◆ **INPUT**:
============

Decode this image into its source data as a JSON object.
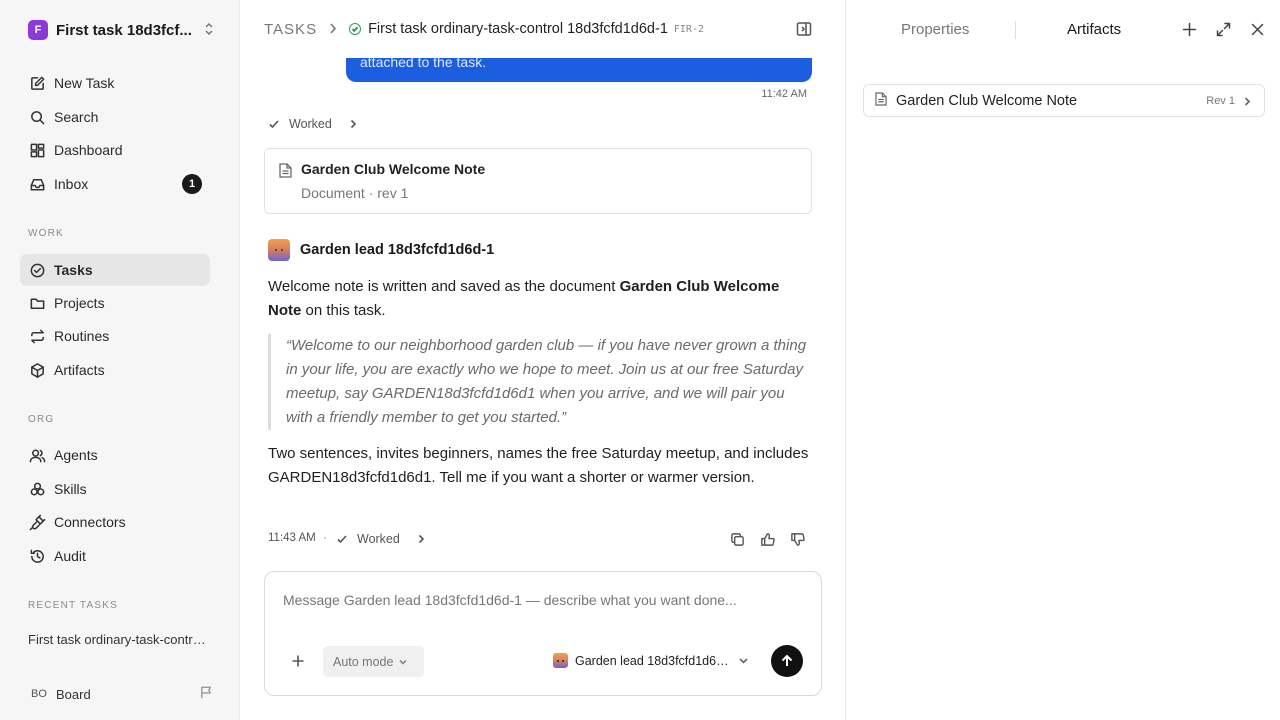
{
  "workspace": {
    "logo": "F",
    "name": "First task 18d3fcf..."
  },
  "sidebar": {
    "items": [
      {
        "label": "New Task",
        "icon": "edit-icon"
      },
      {
        "label": "Search",
        "icon": "search-icon"
      },
      {
        "label": "Dashboard",
        "icon": "dashboard-icon"
      },
      {
        "label": "Inbox",
        "icon": "inbox-icon",
        "badge": "1"
      }
    ],
    "work_label": "WORK",
    "work_items": [
      {
        "label": "Tasks",
        "icon": "tasks-icon",
        "active": true
      },
      {
        "label": "Projects",
        "icon": "folder-icon"
      },
      {
        "label": "Routines",
        "icon": "routines-icon"
      },
      {
        "label": "Artifacts",
        "icon": "cube-icon"
      }
    ],
    "org_label": "ORG",
    "org_items": [
      {
        "label": "Agents",
        "icon": "users-icon"
      },
      {
        "label": "Skills",
        "icon": "skills-icon"
      },
      {
        "label": "Connectors",
        "icon": "plug-icon"
      },
      {
        "label": "Audit",
        "icon": "history-icon"
      }
    ],
    "recent_label": "RECENT TASKS",
    "recent_item": "First task ordinary-task-control 18d3fcfd1d6d-1",
    "board": {
      "initials": "BO",
      "name": "Board"
    }
  },
  "header": {
    "root": "TASKS",
    "title": "First task ordinary-task-control 18d3fcfd1d6d-1",
    "id": "FIR-2"
  },
  "thread": {
    "user_bubble_tail": "attached to the task.",
    "user_time": "11:42 AM",
    "worked_label": "Worked",
    "doc_card": {
      "title": "Garden Club Welcome Note",
      "meta": "Document · rev 1"
    },
    "agent_name": "Garden lead 18d3fcfd1d6d-1",
    "msg_intro": "Welcome note is written and saved as the document ",
    "msg_doc_name": "Garden Club Welcome Note",
    "msg_intro_end": " on this task.",
    "quote": "“Welcome to our neighborhood garden club — if you have never grown a thing in your life, you are exactly who we hope to meet. Join us at our free Saturday meetup, say GARDEN18d3fcfd1d6d1 when you arrive, and we will pair you with a friendly member to get you started.”",
    "msg_followup": "Two sentences, invites beginners, names the free Saturday meetup, and includes GARDEN18d3fcfd1d6d1. Tell me if you want a shorter or warmer version.",
    "agent_time": "11:43 AM",
    "dot": "·"
  },
  "composer": {
    "placeholder": "Message Garden lead 18d3fcfd1d6d-1 — describe what you want done...",
    "mode": "Auto mode",
    "agent": "Garden lead 18d3fcfd1d6d-1"
  },
  "right_panel": {
    "tab_properties": "Properties",
    "tab_artifacts": "Artifacts",
    "artifact": {
      "name": "Garden Club Welcome Note",
      "rev": "Rev 1"
    }
  },
  "colors": {
    "accent": "#1b5fe0",
    "logo": "#8a3ad6",
    "status": "#2e9e5b"
  }
}
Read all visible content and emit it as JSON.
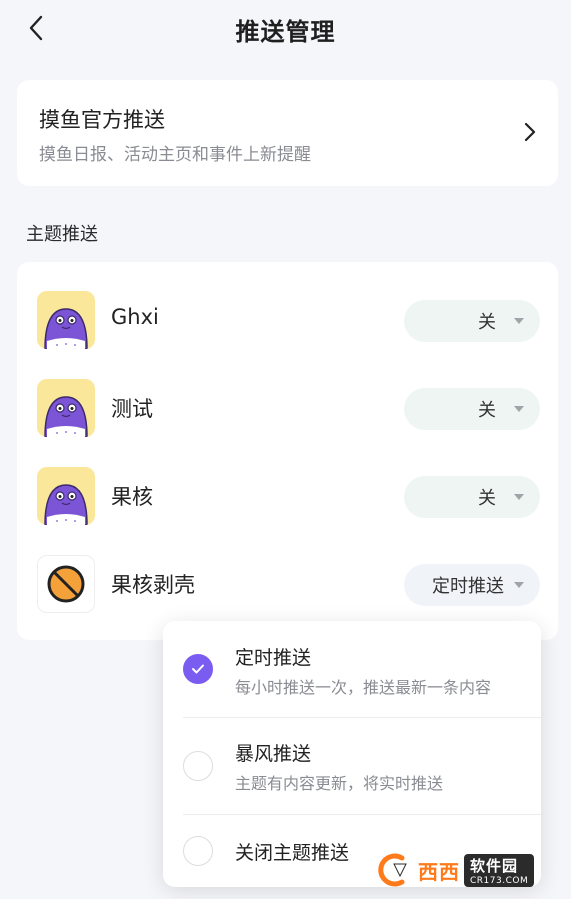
{
  "header": {
    "title": "推送管理",
    "back_icon": "chevron-left-icon"
  },
  "official": {
    "title": "摸鱼官方推送",
    "subtitle": "摸鱼日报、活动主页和事件上新提醒",
    "chevron_icon": "chevron-right-icon"
  },
  "topics_section": {
    "label": "主题推送",
    "items": [
      {
        "name": "Ghxi",
        "setting": "关",
        "avatar": "purple-creature-avatar"
      },
      {
        "name": "测试",
        "setting": "关",
        "avatar": "purple-creature-avatar"
      },
      {
        "name": "果核",
        "setting": "关",
        "avatar": "purple-creature-avatar"
      },
      {
        "name": "果核剥壳",
        "setting": "定时推送",
        "avatar": "orange-slash-circle-avatar"
      }
    ]
  },
  "dropdown": {
    "options": [
      {
        "title": "定时推送",
        "desc": "每小时推送一次，推送最新一条内容",
        "selected": true
      },
      {
        "title": "暴风推送",
        "desc": "主题有内容更新，将实时推送",
        "selected": false
      },
      {
        "title": "关闭主题推送",
        "desc": "",
        "selected": false
      }
    ]
  },
  "watermark": {
    "brand": "西西",
    "text": "软件园",
    "url": "CR173.COM"
  },
  "colors": {
    "accent": "#7b5cf0",
    "background": "#f5f6fa",
    "avatar_bg": "#fbe79a",
    "pill_bg": "#eef5f3"
  }
}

============

◆ **WHAT YOU NEED TO DO**:
Extract precisely the lines beginning at the line containing "Read all visible content and emit it as JSON." and ending at the last line of the entries above, exactly as written and with no pictures.

◆ **THE REPLY**:
Read all visible content and emit it as JSON.
{
  "header": {
    "title": "推送管理",
    "back_icon": "chevron-left-icon"
  },
  "official": {
    "title": "摸鱼官方推送",
    "subtitle": "摸鱼日报、活动主页和事件上新提醒",
    "chevron_icon": "chevron-right-icon"
  },
  "topics_section": {
    "label": "主题推送",
    "items": [
      {
        "name": "Ghxi",
        "setting": "关",
        "avatar": "purple-creature-avatar"
      },
      {
        "name": "测试",
        "setting": "关",
        "avatar": "purple-creature-avatar"
      },
      {
        "name": "果核",
        "setting": "关",
        "avatar": "purple-creature-avatar"
      },
      {
        "name": "果核剥壳",
        "setting": "定时推送",
        "avatar": "orange-slash-circle-avatar"
      }
    ]
  },
  "dropdown": {
    "options": [
      {
        "title": "定时推送",
        "desc": "每小时推送一次，推送最新一条内容",
        "selected": true
      },
      {
        "title": "暴风推送",
        "desc": "主题有内容更新，将实时推送",
        "selected": false
      },
      {
        "title": "关闭主题推送",
        "desc": "",
        "selected": false
      }
    ]
  },
  "watermark": {
    "brand": "西西",
    "text": "软件园",
    "url": "CR173.COM"
  },
  "colors": {
    "accent": "#7b5cf0",
    "background": "#f5f6fa",
    "avatar_bg": "#fbe79a",
    "pill_bg": "#eef5f3"
  }
}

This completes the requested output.